Problem to solve >> Type out the material below exactly.

(Recorded data)
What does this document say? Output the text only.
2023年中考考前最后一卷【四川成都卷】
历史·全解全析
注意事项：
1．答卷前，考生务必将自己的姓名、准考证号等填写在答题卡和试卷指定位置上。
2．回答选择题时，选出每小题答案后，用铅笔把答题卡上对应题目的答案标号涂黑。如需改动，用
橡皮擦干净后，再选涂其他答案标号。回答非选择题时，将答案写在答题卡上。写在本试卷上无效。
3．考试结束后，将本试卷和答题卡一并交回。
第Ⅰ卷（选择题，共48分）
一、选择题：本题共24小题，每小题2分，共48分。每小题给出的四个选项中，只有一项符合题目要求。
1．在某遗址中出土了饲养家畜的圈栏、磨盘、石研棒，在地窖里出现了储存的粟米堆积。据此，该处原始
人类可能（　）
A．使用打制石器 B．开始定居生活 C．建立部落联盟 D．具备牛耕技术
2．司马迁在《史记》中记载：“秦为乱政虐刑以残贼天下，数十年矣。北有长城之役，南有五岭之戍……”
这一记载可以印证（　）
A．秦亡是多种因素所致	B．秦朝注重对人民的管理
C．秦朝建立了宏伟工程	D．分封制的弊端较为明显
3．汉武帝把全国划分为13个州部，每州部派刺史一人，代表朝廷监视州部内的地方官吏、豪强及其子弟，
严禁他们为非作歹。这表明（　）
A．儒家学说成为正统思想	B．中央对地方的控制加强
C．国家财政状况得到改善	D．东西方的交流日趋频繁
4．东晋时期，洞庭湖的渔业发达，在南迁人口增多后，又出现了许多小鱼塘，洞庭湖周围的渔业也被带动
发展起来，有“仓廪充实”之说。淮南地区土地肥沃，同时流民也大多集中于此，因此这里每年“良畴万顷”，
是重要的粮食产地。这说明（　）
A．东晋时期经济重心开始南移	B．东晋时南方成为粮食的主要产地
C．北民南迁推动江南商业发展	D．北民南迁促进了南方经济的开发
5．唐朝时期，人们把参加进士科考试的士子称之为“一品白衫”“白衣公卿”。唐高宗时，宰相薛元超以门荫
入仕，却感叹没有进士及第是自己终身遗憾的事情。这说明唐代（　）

Full response >>
What does this document say? Output the text only.
2023年中考考前最后一卷【四川成都卷】
历史·全解全析
注意事项：
1．答卷前，考生务必将自己的姓名、准考证号等填写在答题卡和试卷指定位置上。
2．回答选择题时，选出每小题答案后，用铅笔把答题卡上对应题目的答案标号涂黑。如需改动，用
橡皮擦干净后，再选涂其他答案标号。回答非选择题时，将答案写在答题卡上。写在本试卷上无效。
3．考试结束后，将本试卷和答题卡一并交回。
第Ⅰ卷（选择题，共48分）
一、选择题：本题共24小题，每小题2分，共48分。每小题给出的四个选项中，只有一项符合题目要求。
1．在某遗址中出土了饲养家畜的圈栏、磨盘、石研棒，在地窖里出现了储存的粟米堆积。据此，该处原始
人类可能（　）
A．使用打制石器 B．开始定居生活 C．建立部落联盟 D．具备牛耕技术
2．司马迁在《史记》中记载：“秦为乱政虐刑以残贼天下，数十年矣。北有长城之役，南有五岭之戍……”
这一记载可以印证（　）
A．秦亡是多种因素所致	B．秦朝注重对人民的管理
C．秦朝建立了宏伟工程	D．分封制的弊端较为明显
3．汉武帝把全国划分为13个州部，每州部派刺史一人，代表朝廷监视州部内的地方官吏、豪强及其子弟，
严禁他们为非作歹。这表明（　）
A．儒家学说成为正统思想	B．中央对地方的控制加强
C．国家财政状况得到改善	D．东西方的交流日趋频繁
4．东晋时期，洞庭湖的渔业发达，在南迁人口增多后，又出现了许多小鱼塘，洞庭湖周围的渔业也被带动
发展起来，有“仓廪充实”之说。淮南地区土地肥沃，同时流民也大多集中于此，因此这里每年“良畴万顷”，
是重要的粮食产地。这说明（　）
A．东晋时期经济重心开始南移	B．东晋时南方成为粮食的主要产地
C．北民南迁推动江南商业发展	D．北民南迁促进了南方经济的开发
5．唐朝时期，人们把参加进士科考试的士子称之为“一品白衫”“白衣公卿”。唐高宗时，宰相薛元超以门荫
入仕，却感叹没有进士及第是自己终身遗憾的事情。这说明唐代（　）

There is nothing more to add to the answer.